- **Directions for this task**: Reproduce every entry below precisely. Pictures are excluded from the copy.

- **Given records**:
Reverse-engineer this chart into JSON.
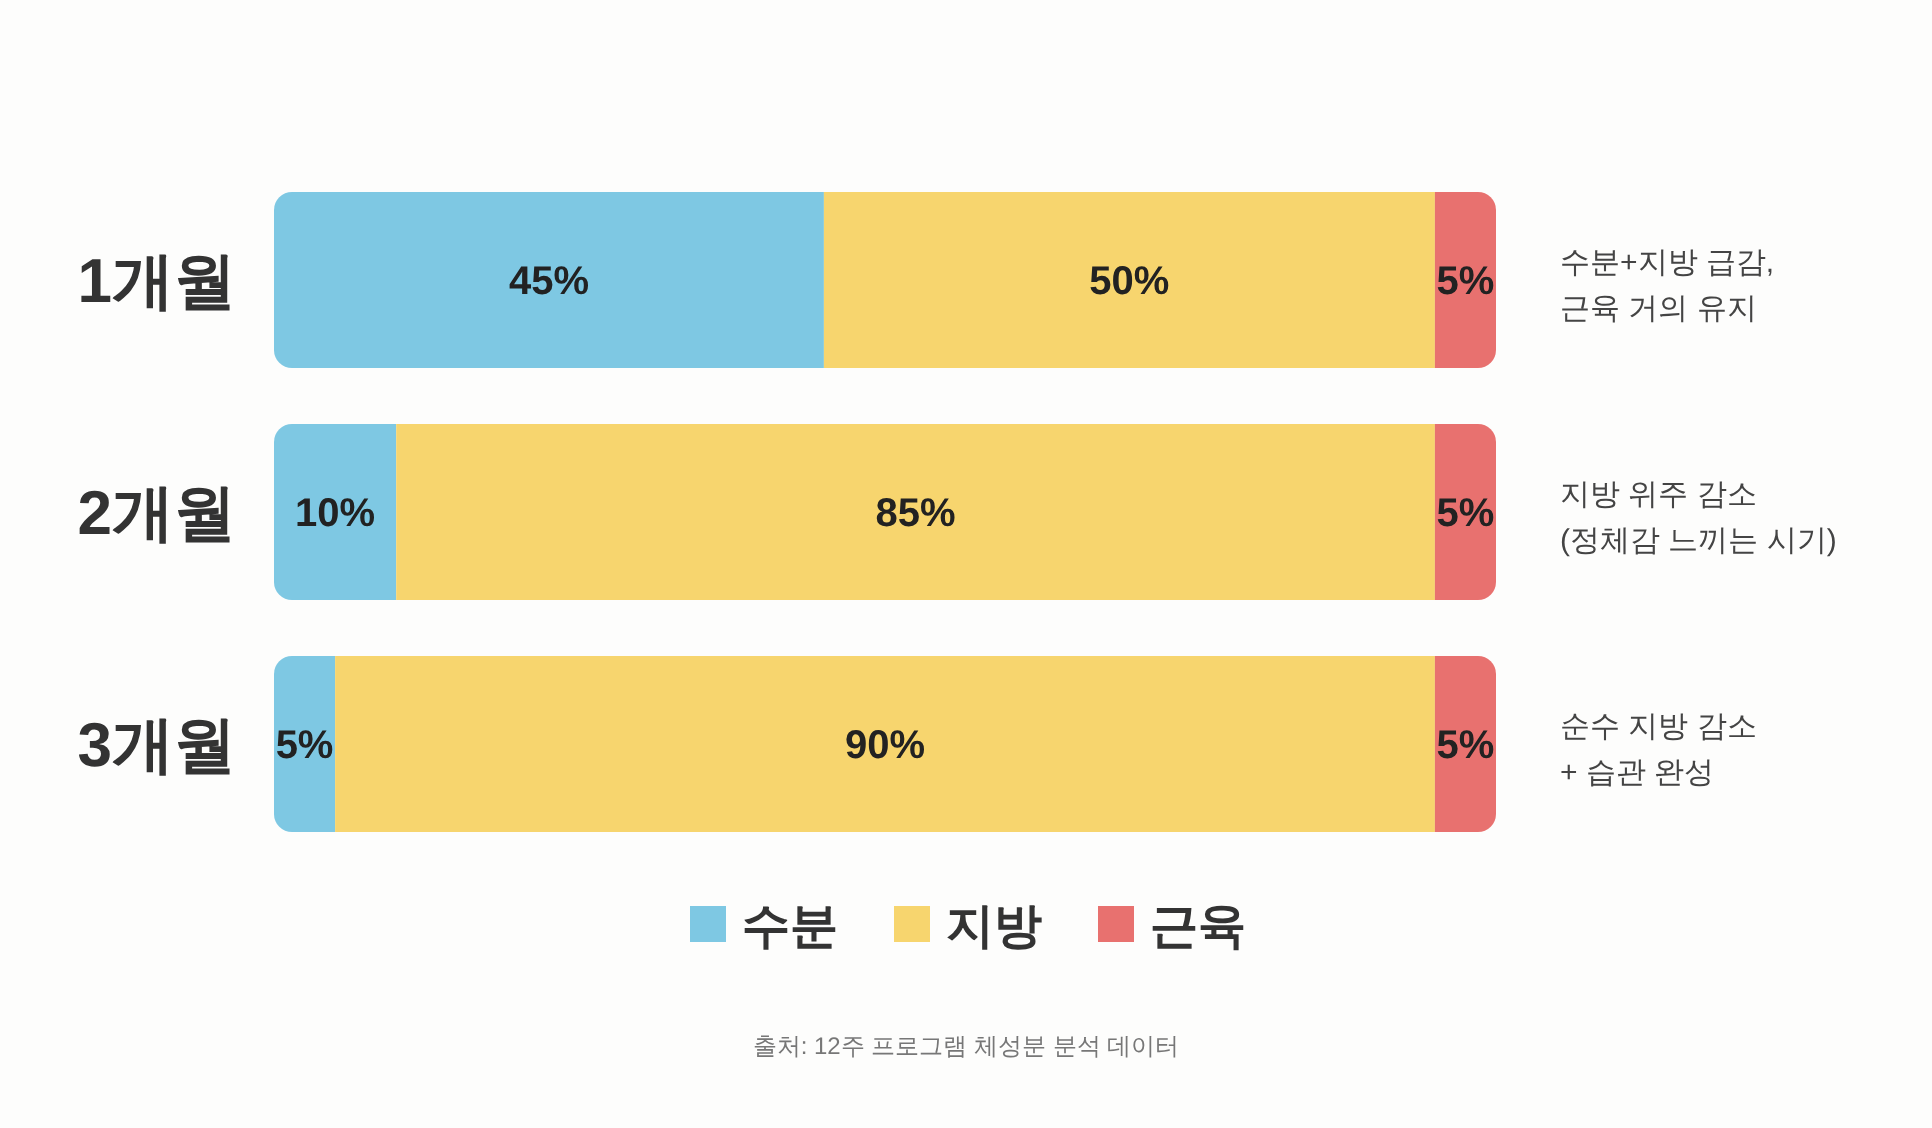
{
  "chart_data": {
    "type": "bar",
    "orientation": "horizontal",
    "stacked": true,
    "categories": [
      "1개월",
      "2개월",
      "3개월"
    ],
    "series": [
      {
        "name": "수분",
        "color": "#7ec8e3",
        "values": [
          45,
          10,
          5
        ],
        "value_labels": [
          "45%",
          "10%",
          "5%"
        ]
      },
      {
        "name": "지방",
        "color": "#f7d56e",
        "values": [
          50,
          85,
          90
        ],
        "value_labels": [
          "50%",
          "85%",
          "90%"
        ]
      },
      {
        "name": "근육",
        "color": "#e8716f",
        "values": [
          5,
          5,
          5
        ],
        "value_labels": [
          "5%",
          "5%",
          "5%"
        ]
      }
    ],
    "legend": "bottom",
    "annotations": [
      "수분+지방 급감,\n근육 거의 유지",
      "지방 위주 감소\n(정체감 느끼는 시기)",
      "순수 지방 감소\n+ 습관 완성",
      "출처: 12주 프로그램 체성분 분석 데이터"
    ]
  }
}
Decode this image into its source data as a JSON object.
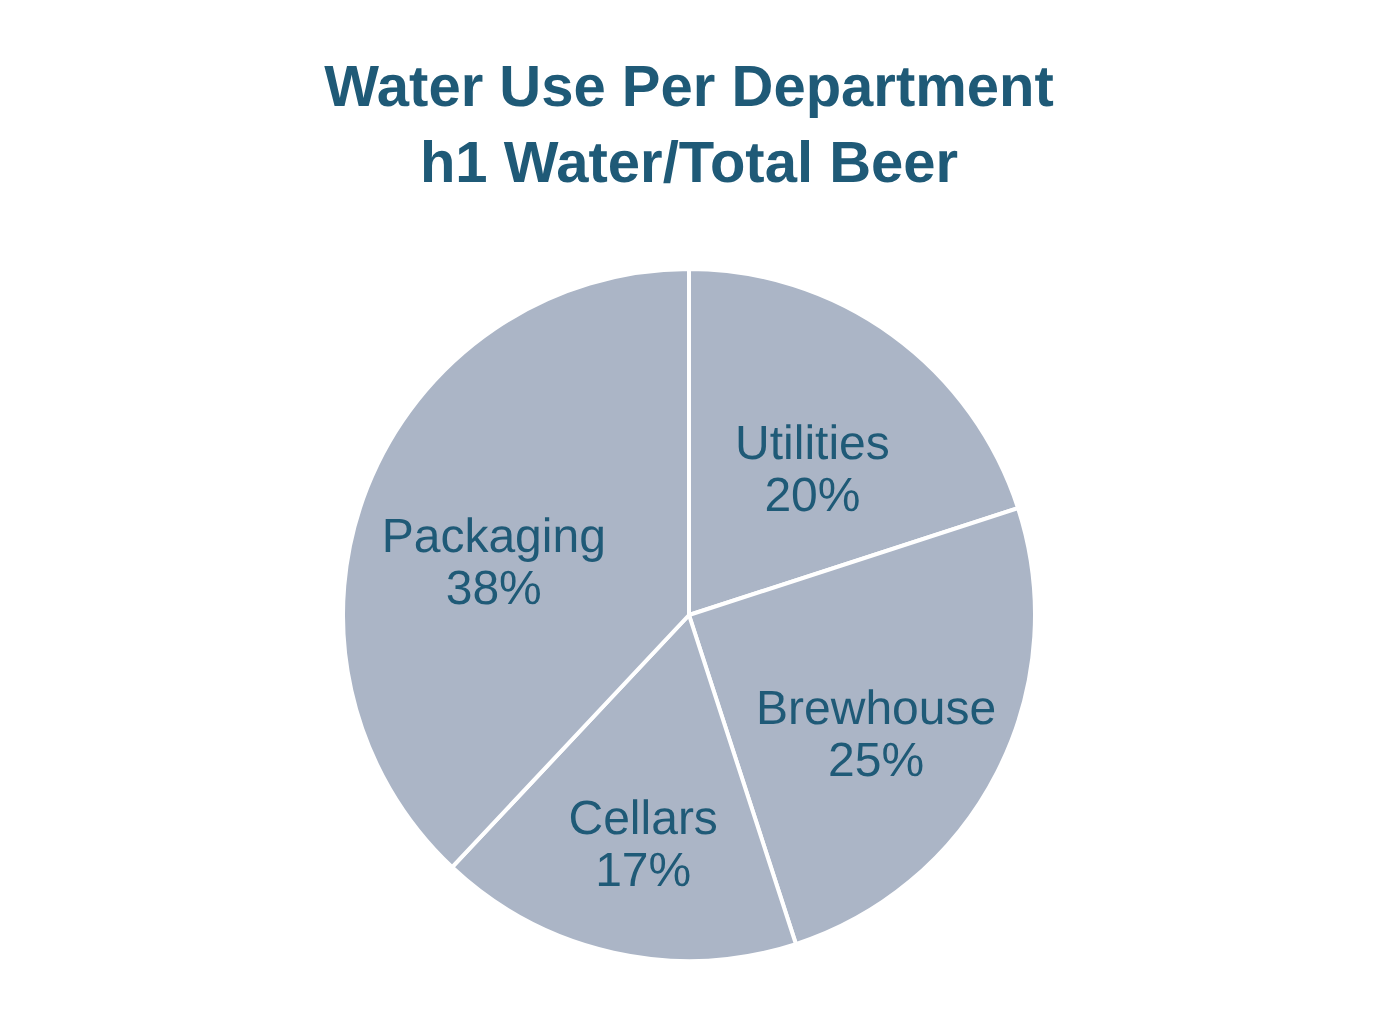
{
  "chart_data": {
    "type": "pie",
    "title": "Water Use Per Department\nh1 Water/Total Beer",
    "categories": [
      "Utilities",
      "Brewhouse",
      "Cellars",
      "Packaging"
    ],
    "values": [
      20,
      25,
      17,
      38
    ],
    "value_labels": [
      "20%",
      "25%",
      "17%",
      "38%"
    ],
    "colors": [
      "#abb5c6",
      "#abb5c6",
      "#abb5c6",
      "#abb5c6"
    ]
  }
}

- **Solved problem**:
Reverse-engineer this chart into JSON.
{
  "chart_data": {
    "type": "bar",
    "orientation": "horizontal",
    "stacked": true,
    "categories": [
      "1개월",
      "2개월",
      "3개월"
    ],
    "series": [
      {
        "name": "수분",
        "color": "#7ec8e3",
        "values": [
          45,
          10,
          5
        ],
        "value_labels": [
          "45%",
          "10%",
          "5%"
        ]
      },
      {
        "name": "지방",
        "color": "#f7d56e",
        "values": [
          50,
          85,
          90
        ],
        "value_labels": [
          "50%",
          "85%",
          "90%"
        ]
      },
      {
        "name": "근육",
        "color": "#e8716f",
        "values": [
          5,
          5,
          5
        ],
        "value_labels": [
          "5%",
          "5%",
          "5%"
        ]
      }
    ],
    "legend": "bottom",
    "annotations": [
      "수분+지방 급감,\n근육 거의 유지",
      "지방 위주 감소\n(정체감 느끼는 시기)",
      "순수 지방 감소\n+ 습관 완성",
      "출처: 12주 프로그램 체성분 분석 데이터"
    ]
  }
}
Decode this image into its source data as a JSON object.
{
  "chart_data": {
    "type": "pie",
    "title": "Water Use Per Department\nh1 Water/Total Beer",
    "categories": [
      "Utilities",
      "Brewhouse",
      "Cellars",
      "Packaging"
    ],
    "values": [
      20,
      25,
      17,
      38
    ],
    "value_labels": [
      "20%",
      "25%",
      "17%",
      "38%"
    ],
    "colors": [
      "#abb5c6",
      "#abb5c6",
      "#abb5c6",
      "#abb5c6"
    ]
  }
}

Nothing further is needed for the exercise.